__Direction__
Filter the entries that follow, copying every line in which the word "聚醚嵌段共聚物" appears.
__________
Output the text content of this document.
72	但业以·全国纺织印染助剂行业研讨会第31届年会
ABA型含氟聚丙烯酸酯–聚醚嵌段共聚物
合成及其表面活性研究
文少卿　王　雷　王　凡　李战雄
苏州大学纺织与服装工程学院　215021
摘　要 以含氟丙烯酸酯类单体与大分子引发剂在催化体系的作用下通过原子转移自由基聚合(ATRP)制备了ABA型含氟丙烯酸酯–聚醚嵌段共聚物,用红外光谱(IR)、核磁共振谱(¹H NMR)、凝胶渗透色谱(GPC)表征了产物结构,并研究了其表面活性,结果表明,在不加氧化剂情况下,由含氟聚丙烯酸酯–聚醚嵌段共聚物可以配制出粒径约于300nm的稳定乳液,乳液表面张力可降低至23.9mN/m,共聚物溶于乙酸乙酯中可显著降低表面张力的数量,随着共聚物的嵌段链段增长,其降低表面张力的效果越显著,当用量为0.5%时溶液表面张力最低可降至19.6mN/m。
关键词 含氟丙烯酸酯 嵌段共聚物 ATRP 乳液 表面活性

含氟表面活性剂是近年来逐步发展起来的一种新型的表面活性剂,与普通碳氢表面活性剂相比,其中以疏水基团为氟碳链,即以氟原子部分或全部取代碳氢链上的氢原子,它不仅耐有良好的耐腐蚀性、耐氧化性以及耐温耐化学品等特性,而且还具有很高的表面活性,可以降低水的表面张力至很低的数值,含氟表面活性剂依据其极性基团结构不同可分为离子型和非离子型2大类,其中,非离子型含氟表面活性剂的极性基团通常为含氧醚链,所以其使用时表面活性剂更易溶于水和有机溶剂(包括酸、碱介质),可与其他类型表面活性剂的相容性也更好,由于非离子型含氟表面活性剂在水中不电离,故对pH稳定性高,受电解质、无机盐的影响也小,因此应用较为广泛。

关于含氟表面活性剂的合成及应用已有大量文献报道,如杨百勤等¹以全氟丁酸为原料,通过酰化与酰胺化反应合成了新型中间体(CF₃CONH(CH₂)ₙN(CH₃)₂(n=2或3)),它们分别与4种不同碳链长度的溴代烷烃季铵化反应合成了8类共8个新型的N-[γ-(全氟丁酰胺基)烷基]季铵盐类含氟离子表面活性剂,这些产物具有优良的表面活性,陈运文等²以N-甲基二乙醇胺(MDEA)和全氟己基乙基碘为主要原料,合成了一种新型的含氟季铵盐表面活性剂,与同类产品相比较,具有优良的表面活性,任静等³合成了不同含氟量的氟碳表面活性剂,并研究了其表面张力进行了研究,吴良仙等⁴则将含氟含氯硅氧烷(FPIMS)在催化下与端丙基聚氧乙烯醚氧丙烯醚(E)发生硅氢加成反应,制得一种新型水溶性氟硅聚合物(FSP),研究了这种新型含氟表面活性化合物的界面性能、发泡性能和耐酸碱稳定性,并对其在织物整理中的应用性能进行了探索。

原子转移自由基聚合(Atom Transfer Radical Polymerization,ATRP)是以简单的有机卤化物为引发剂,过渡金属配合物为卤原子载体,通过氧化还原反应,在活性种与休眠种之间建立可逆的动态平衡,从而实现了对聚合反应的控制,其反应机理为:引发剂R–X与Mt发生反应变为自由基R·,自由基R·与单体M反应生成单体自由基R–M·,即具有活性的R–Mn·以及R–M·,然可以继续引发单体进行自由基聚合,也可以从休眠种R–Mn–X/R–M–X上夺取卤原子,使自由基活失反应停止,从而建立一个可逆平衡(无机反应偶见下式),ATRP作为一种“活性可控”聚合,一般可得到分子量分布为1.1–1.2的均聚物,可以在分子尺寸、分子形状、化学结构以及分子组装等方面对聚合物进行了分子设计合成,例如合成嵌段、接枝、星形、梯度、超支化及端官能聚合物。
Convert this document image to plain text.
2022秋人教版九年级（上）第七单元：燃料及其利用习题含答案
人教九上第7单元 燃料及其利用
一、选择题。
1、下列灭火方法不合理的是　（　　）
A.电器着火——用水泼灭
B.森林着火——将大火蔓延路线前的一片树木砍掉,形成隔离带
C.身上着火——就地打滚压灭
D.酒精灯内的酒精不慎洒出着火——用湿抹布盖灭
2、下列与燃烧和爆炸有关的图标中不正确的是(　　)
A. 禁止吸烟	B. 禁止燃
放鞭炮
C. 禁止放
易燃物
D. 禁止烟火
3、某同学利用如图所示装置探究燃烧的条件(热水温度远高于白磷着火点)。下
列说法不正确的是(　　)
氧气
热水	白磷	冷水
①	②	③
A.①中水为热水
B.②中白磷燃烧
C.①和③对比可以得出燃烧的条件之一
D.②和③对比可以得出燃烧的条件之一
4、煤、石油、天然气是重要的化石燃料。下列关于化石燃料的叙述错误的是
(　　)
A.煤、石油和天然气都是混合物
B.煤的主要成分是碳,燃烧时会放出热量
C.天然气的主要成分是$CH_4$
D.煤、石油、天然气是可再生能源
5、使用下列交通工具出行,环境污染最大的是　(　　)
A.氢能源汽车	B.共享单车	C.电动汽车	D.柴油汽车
__________
__Task result__
ABA型含氟聚丙烯酸酯–聚醚嵌段共聚物
摘　要 以含氟丙烯酸酯类单体与大分子引发剂在催化体系的作用下通过原子转移自由基聚合(ATRP)制备了ABA型含氟丙烯酸酯–聚醚嵌段共聚物,用红外光谱(IR)、核磁共振谱(¹H NMR)、凝胶渗透色谱(GPC)表征了产物结构,并研究了其表面活性,结果表明,在不加氧化剂情况下,由含氟聚丙烯酸酯–聚醚嵌段共聚物可以配制出粒径约于300nm的稳定乳液,乳液表面张力可降低至23.9mN/m,共聚物溶于乙酸乙酯中可显著降低表面张力的数量,随着共聚物的嵌段链段增长,其降低表面张力的效果越显著,当用量为0.5%时溶液表面张力最低可降至19.6mN/m。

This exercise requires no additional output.